● **JOB**: Repeat the data word for word. Do not include the pictures.

● **TASK INPUTS**:
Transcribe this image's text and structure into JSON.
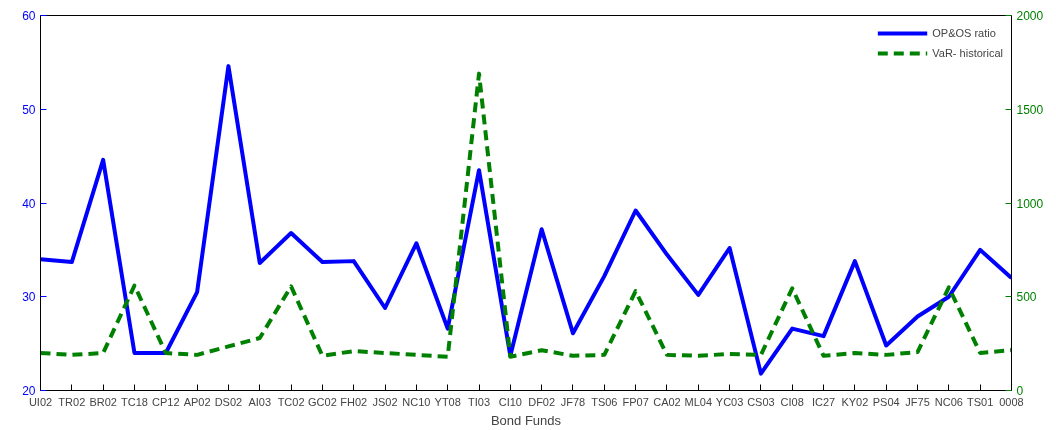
{
  "chart_data": {
    "type": "line",
    "xlabel": "Bond Funds",
    "categories": [
      "UI02",
      "TR02",
      "BR02",
      "TC18",
      "CP12",
      "AP02",
      "DS02",
      "AI03",
      "TC02",
      "GC02",
      "FH02",
      "JS02",
      "NC10",
      "YT08",
      "TI03",
      "CI10",
      "DF02",
      "JF78",
      "TS06",
      "FP07",
      "CA02",
      "ML04",
      "YC03",
      "CS03",
      "CI08",
      "IC27",
      "KY02",
      "PS04",
      "JF75",
      "NC06",
      "TS01",
      "0008"
    ],
    "series": [
      {
        "name": "OP&OS ratio",
        "color": "#0000ff",
        "line_style": "solid",
        "values": [
          34.0,
          33.7,
          44.6,
          24.0,
          24.0,
          30.5,
          54.6,
          33.6,
          36.8,
          33.7,
          33.8,
          28.8,
          35.7,
          26.6,
          43.5,
          23.7,
          37.2,
          26.1,
          32.2,
          39.2,
          34.5,
          30.2,
          35.2,
          21.8,
          26.6,
          25.8,
          33.8,
          24.8,
          27.9,
          30.0,
          35.0,
          32.0
        ]
      },
      {
        "name": "VaR- historical",
        "color": "#008000",
        "line_style": "dashed",
        "axis": "y2",
        "values": [
          200,
          190,
          200,
          560,
          200,
          190,
          235,
          280,
          555,
          185,
          210,
          200,
          190,
          180,
          1690,
          180,
          215,
          185,
          190,
          530,
          190,
          185,
          195,
          190,
          545,
          185,
          200,
          190,
          205,
          550,
          200,
          215
        ]
      }
    ],
    "ylim": [
      20,
      60
    ],
    "yticks": [
      20,
      30,
      40,
      50,
      60
    ],
    "y2lim": [
      0,
      2000
    ],
    "y2ticks": [
      0,
      500,
      1000,
      1500,
      2000
    ],
    "grid": false,
    "legend": "top right"
  }
}
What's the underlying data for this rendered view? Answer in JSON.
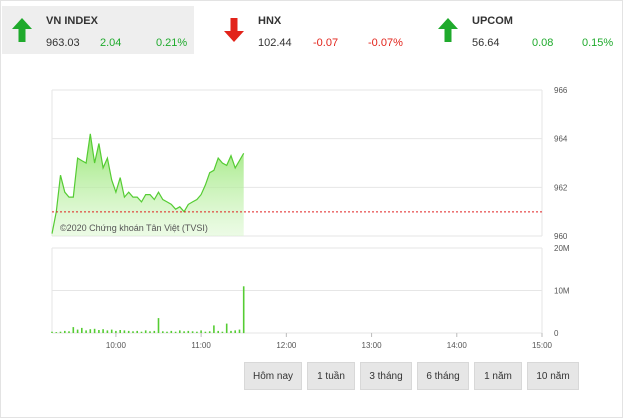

● **EXERCISE RESULT**:
Transcribe this image's text and structure into JSON.
{
  "chart_data": {
    "type": "line",
    "xlabel": "Bond Funds",
    "categories": [
      "UI02",
      "TR02",
      "BR02",
      "TC18",
      "CP12",
      "AP02",
      "DS02",
      "AI03",
      "TC02",
      "GC02",
      "FH02",
      "JS02",
      "NC10",
      "YT08",
      "TI03",
      "CI10",
      "DF02",
      "JF78",
      "TS06",
      "FP07",
      "CA02",
      "ML04",
      "YC03",
      "CS03",
      "CI08",
      "IC27",
      "KY02",
      "PS04",
      "JF75",
      "NC06",
      "TS01",
      "0008"
    ],
    "series": [
      {
        "name": "OP&OS ratio",
        "color": "#0000ff",
        "line_style": "solid",
        "values": [
          34.0,
          33.7,
          44.6,
          24.0,
          24.0,
          30.5,
          54.6,
          33.6,
          36.8,
          33.7,
          33.8,
          28.8,
          35.7,
          26.6,
          43.5,
          23.7,
          37.2,
          26.1,
          32.2,
          39.2,
          34.5,
          30.2,
          35.2,
          21.8,
          26.6,
          25.8,
          33.8,
          24.8,
          27.9,
          30.0,
          35.0,
          32.0
        ]
      },
      {
        "name": "VaR- historical",
        "color": "#008000",
        "line_style": "dashed",
        "axis": "y2",
        "values": [
          200,
          190,
          200,
          560,
          200,
          190,
          235,
          280,
          555,
          185,
          210,
          200,
          190,
          180,
          1690,
          180,
          215,
          185,
          190,
          530,
          190,
          185,
          195,
          190,
          545,
          185,
          200,
          190,
          205,
          550,
          200,
          215
        ]
      }
    ],
    "ylim": [
      20,
      60
    ],
    "yticks": [
      20,
      30,
      40,
      50,
      60
    ],
    "y2lim": [
      0,
      2000
    ],
    "y2ticks": [
      0,
      500,
      1000,
      1500,
      2000
    ],
    "grid": false,
    "legend": "top right"
  }
}
What's the underlying data for this rendered view? Answer in JSON.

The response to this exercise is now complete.